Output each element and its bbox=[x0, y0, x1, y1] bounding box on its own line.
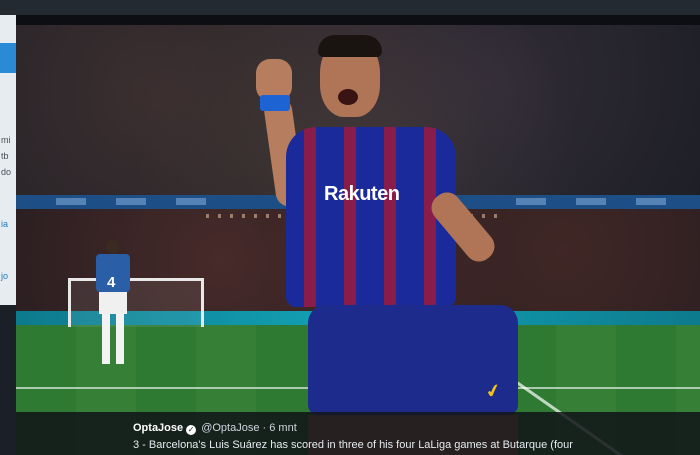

::::::::

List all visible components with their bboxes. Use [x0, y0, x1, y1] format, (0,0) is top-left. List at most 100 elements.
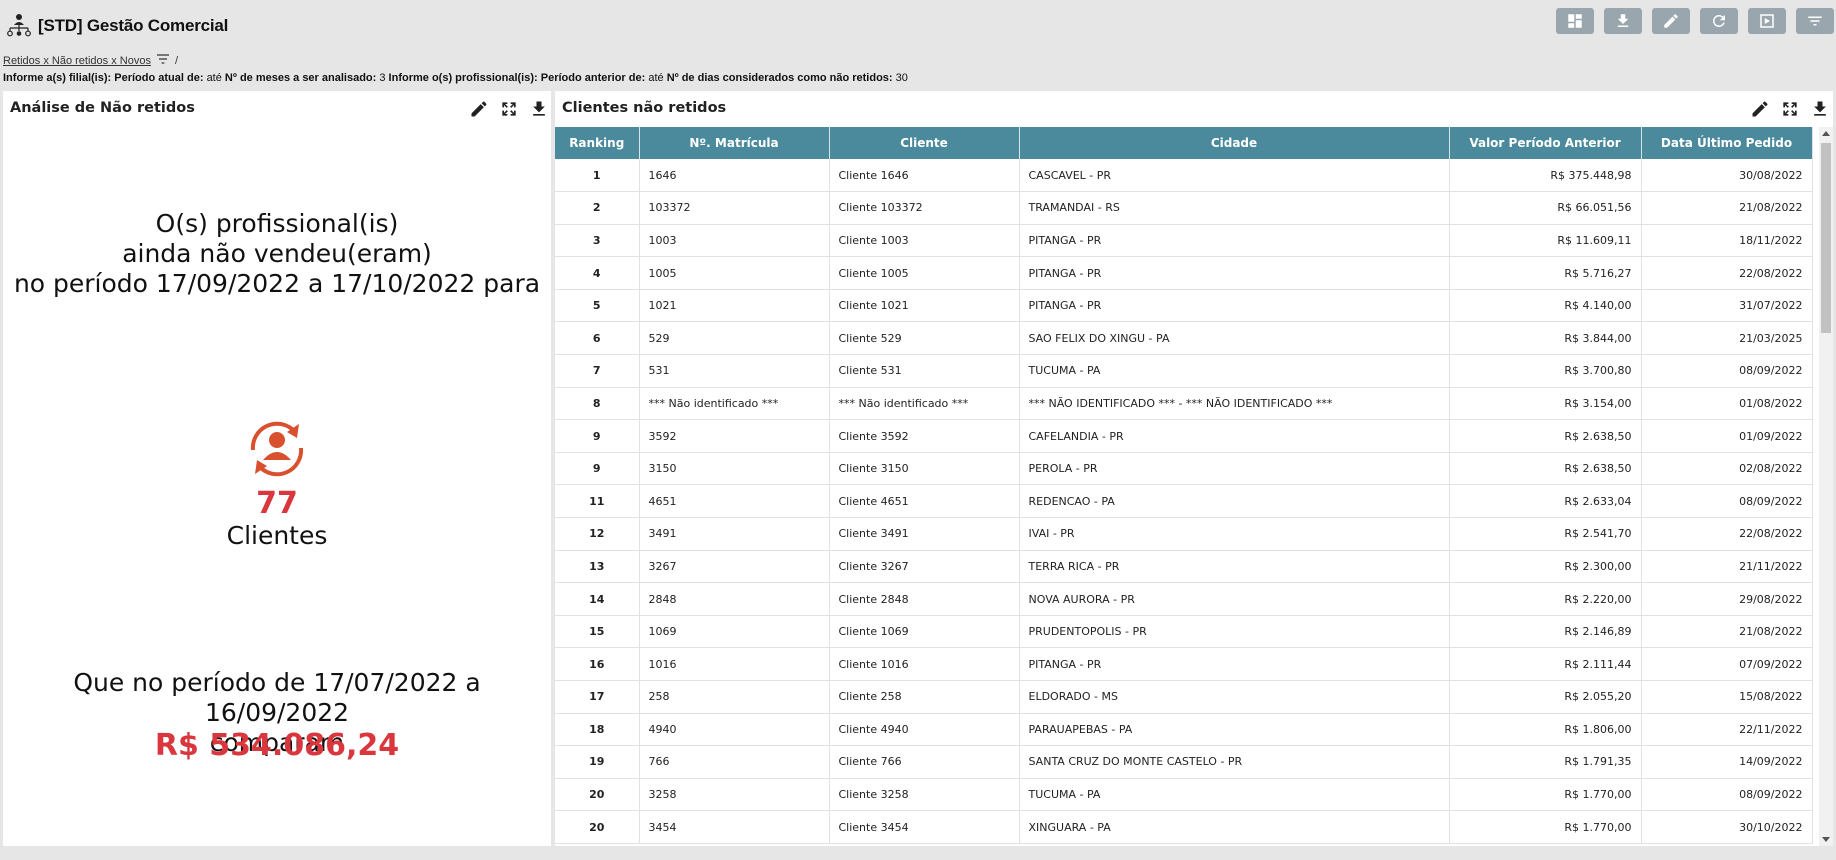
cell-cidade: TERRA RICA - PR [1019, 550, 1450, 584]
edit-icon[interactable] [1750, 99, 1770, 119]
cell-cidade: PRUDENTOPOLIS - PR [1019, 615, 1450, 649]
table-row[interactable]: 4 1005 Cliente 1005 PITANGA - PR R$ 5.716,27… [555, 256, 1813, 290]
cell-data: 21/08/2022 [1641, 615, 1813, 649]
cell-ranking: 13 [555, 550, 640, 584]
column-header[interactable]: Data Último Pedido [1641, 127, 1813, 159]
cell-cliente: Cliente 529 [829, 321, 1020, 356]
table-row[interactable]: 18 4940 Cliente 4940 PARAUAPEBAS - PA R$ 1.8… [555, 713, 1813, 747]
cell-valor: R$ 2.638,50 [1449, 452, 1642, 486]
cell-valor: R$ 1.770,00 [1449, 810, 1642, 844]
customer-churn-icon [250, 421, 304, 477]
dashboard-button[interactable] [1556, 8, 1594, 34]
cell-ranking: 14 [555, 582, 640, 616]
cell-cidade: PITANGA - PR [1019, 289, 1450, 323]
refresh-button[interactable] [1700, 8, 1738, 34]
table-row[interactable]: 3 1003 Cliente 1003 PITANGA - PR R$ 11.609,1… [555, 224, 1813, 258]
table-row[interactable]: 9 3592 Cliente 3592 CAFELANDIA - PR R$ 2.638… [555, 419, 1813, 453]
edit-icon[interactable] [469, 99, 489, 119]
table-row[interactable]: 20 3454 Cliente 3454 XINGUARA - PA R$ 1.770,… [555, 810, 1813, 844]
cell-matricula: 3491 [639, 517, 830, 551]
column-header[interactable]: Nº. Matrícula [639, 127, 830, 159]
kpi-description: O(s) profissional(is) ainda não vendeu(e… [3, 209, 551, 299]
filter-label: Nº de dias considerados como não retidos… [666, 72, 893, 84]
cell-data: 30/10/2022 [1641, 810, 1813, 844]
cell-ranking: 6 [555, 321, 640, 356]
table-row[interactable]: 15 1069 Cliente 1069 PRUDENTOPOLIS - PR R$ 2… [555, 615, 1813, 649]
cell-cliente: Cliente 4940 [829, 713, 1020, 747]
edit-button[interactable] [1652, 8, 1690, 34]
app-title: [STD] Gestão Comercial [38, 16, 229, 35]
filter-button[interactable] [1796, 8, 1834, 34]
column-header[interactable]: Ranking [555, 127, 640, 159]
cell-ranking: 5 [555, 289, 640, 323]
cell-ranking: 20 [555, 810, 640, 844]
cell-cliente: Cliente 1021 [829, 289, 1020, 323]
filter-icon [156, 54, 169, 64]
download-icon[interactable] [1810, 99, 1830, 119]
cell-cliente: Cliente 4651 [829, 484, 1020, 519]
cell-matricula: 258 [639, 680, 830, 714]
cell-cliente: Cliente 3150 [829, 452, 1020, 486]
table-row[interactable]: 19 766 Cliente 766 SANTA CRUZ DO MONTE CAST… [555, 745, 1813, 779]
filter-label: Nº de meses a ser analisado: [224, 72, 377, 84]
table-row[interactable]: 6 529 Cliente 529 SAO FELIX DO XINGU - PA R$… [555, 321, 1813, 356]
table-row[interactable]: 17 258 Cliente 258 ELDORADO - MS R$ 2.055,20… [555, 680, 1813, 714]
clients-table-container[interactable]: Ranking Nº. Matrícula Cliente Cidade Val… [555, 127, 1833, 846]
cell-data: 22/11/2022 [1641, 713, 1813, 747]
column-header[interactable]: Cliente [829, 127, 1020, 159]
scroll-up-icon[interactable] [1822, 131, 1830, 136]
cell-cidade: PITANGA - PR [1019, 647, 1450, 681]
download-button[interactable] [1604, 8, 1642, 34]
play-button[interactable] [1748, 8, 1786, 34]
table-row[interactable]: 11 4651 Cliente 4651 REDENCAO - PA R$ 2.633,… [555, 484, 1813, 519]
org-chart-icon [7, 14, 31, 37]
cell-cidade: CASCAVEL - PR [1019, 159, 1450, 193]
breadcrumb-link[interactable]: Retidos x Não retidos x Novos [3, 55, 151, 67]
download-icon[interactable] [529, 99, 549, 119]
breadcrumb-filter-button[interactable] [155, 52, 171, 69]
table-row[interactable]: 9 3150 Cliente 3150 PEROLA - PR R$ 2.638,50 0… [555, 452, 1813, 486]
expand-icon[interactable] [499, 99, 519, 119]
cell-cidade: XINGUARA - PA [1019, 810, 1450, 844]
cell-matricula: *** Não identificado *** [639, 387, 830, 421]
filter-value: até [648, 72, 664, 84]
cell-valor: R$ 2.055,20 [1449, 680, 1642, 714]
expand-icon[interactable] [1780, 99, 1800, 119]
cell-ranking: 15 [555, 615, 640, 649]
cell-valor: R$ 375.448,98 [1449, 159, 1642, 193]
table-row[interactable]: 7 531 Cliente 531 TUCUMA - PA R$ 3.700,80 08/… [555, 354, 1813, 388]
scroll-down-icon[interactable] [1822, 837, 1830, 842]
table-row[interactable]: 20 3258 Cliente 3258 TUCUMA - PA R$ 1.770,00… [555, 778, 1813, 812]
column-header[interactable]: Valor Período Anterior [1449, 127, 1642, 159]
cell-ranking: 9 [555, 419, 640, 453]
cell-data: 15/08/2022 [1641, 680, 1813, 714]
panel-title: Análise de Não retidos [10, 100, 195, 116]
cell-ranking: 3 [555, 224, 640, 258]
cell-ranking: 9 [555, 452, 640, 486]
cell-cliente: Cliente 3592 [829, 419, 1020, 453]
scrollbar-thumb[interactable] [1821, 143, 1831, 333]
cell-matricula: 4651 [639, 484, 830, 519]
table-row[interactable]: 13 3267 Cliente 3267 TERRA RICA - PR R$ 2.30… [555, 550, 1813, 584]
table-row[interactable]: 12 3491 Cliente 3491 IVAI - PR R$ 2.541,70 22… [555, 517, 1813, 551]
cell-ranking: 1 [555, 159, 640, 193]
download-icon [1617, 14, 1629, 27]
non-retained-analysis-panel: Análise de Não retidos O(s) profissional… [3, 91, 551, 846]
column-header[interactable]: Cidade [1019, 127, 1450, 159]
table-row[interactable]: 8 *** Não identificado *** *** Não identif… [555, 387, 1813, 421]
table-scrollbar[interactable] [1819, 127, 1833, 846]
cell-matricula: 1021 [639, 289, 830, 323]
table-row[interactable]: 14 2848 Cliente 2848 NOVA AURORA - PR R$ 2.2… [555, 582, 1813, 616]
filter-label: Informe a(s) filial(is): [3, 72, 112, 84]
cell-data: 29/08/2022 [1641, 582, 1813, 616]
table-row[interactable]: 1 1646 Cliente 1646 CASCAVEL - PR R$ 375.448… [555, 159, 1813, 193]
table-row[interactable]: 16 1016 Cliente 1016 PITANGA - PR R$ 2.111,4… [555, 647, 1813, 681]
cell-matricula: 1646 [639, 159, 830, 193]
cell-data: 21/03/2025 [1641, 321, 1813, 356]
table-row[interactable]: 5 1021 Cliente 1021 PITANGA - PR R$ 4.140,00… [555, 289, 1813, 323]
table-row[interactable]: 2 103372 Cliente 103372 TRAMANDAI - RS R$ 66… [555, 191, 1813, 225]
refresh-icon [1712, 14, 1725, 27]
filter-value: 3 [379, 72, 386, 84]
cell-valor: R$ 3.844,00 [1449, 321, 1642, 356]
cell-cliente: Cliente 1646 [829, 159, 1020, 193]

::::::::

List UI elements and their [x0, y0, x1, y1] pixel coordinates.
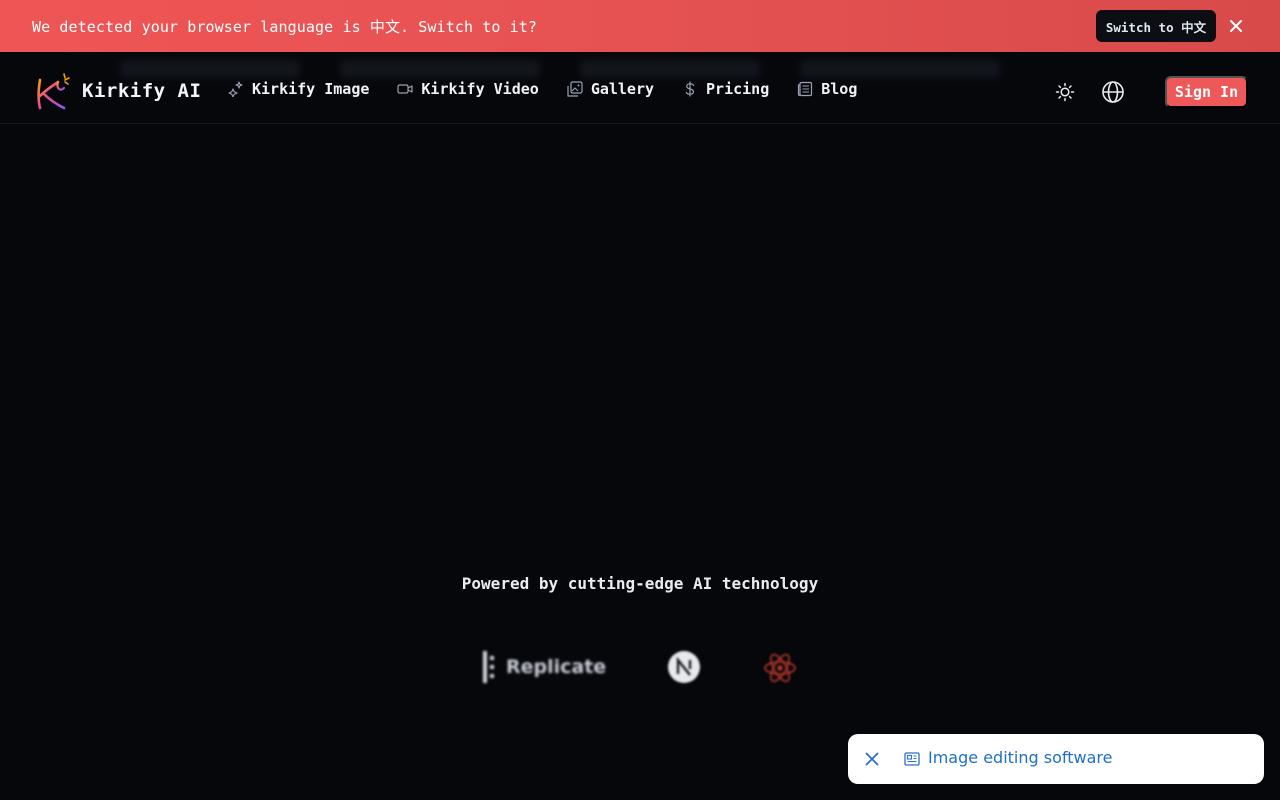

::::::::

Challenge >> Render everything in the listing from the line containing "List all visible" down to the line containing "edit-icon[interactable] [469, 99, 489, 119]" as a JSON list of strings, one per line, with blank lines omitted and the pictures left out.

Exercise result >>
[
  "List all visible components with their bboxes. Use [x0, y0, x1, y1] format, (0,0) is top-left. List at most 100 elements.",
  "cell-cidade: TERRA RICA - PR [1019, 550, 1450, 584]",
  "edit-icon[interactable] [1750, 99, 1770, 119]",
  "cell-cidade: PRUDENTOPOLIS - PR [1019, 615, 1450, 649]",
  "table-row[interactable]: 4 1005 Cliente 1005 PITANGA - PR R$ 5.716,27… [555, 256, 1813, 290]",
  "cell-data: 21/08/2022 [1641, 615, 1813, 649]",
  "cell-ranking: 13 [555, 550, 640, 584]",
  "column-header[interactable]: Data Último Pedido [1641, 127, 1813, 159]",
  "cell-cliente: Cliente 529 [829, 321, 1020, 356]",
  "table-row[interactable]: 18 4940 Cliente 4940 PARAUAPEBAS - PA R$ 1.8… [555, 713, 1813, 747]",
  "cell-valor: R$ 2.638,50 [1449, 452, 1642, 486]",
  "cell-valor: R$ 1.770,00 [1449, 810, 1642, 844]",
  "customer-churn-icon [250, 421, 304, 477]",
  "dashboard-button[interactable] [1556, 8, 1594, 34]",
  "cell-ranking: 14 [555, 582, 640, 616]",
  "cell-cidade: PITANGA - PR [1019, 289, 1450, 323]",
  "refresh-button[interactable] [1700, 8, 1738, 34]",
  "table-row[interactable]: 3 1003 Cliente 1003 PITANGA - PR R$ 11.609,1… [555, 224, 1813, 258]",
  "table-row[interactable]: 9 3592 Cliente 3592 CAFELANDIA - PR R$ 2.638… [555, 419, 1813, 453]",
  "edit-icon[interactable] [469, 99, 489, 119]"
]